Records about charts and figures
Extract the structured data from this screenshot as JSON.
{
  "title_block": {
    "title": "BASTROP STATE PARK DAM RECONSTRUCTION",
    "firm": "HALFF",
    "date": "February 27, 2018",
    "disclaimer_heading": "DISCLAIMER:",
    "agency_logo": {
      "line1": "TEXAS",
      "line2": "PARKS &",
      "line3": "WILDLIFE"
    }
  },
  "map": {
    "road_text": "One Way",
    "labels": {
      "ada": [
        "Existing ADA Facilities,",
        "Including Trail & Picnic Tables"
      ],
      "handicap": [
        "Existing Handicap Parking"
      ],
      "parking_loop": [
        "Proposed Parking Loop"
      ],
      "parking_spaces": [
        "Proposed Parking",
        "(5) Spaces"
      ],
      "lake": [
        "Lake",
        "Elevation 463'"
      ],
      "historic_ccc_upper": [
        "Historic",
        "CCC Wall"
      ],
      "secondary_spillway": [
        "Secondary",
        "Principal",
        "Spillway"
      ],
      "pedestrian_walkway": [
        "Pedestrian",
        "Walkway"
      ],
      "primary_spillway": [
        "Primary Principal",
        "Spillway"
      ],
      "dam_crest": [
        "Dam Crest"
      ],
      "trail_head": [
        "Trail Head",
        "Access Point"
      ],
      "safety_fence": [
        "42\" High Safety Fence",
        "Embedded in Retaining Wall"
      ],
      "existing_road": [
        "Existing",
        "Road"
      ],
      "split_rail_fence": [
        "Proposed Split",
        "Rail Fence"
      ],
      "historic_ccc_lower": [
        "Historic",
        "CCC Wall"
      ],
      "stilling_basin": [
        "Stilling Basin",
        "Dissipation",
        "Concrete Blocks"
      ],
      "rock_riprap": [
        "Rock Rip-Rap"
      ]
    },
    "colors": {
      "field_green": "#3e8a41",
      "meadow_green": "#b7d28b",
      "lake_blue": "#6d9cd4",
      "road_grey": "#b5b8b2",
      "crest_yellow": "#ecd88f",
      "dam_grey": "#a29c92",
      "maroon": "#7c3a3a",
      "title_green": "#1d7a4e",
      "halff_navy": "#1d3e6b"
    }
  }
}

**Exercise details:**
Give an exact copy of all the data shown above.

**Answer to the task:**
Extract the structured data from this screenshot as JSON.
{
  "title_block": {
    "title": "BASTROP STATE PARK DAM RECONSTRUCTION",
    "firm": "HALFF",
    "date": "February 27, 2018",
    "disclaimer_heading": "DISCLAIMER:",
    "agency_logo": {
      "line1": "TEXAS",
      "line2": "PARKS &",
      "line3": "WILDLIFE"
    }
  },
  "map": {
    "road_text": "One Way",
    "labels": {
      "ada": [
        "Existing ADA Facilities,",
        "Including Trail & Picnic Tables"
      ],
      "handicap": [
        "Existing Handicap Parking"
      ],
      "parking_loop": [
        "Proposed Parking Loop"
      ],
      "parking_spaces": [
        "Proposed Parking",
        "(5) Spaces"
      ],
      "lake": [
        "Lake",
        "Elevation 463'"
      ],
      "historic_ccc_upper": [
        "Historic",
        "CCC Wall"
      ],
      "secondary_spillway": [
        "Secondary",
        "Principal",
        "Spillway"
      ],
      "pedestrian_walkway": [
        "Pedestrian",
        "Walkway"
      ],
      "primary_spillway": [
        "Primary Principal",
        "Spillway"
      ],
      "dam_crest": [
        "Dam Crest"
      ],
      "trail_head": [
        "Trail Head",
        "Access Point"
      ],
      "safety_fence": [
        "42\" High Safety Fence",
        "Embedded in Retaining Wall"
      ],
      "existing_road": [
        "Existing",
        "Road"
      ],
      "split_rail_fence": [
        "Proposed Split",
        "Rail Fence"
      ],
      "historic_ccc_lower": [
        "Historic",
        "CCC Wall"
      ],
      "stilling_basin": [
        "Stilling Basin",
        "Dissipation",
        "Concrete Blocks"
      ],
      "rock_riprap": [
        "Rock Rip-Rap"
      ]
    },
    "colors": {
      "field_green": "#3e8a41",
      "meadow_green": "#b7d28b",
      "lake_blue": "#6d9cd4",
      "road_grey": "#b5b8b2",
      "crest_yellow": "#ecd88f",
      "dam_grey": "#a29c92",
      "maroon": "#7c3a3a",
      "title_green": "#1d7a4e",
      "halff_navy": "#1d3e6b"
    }
  }
}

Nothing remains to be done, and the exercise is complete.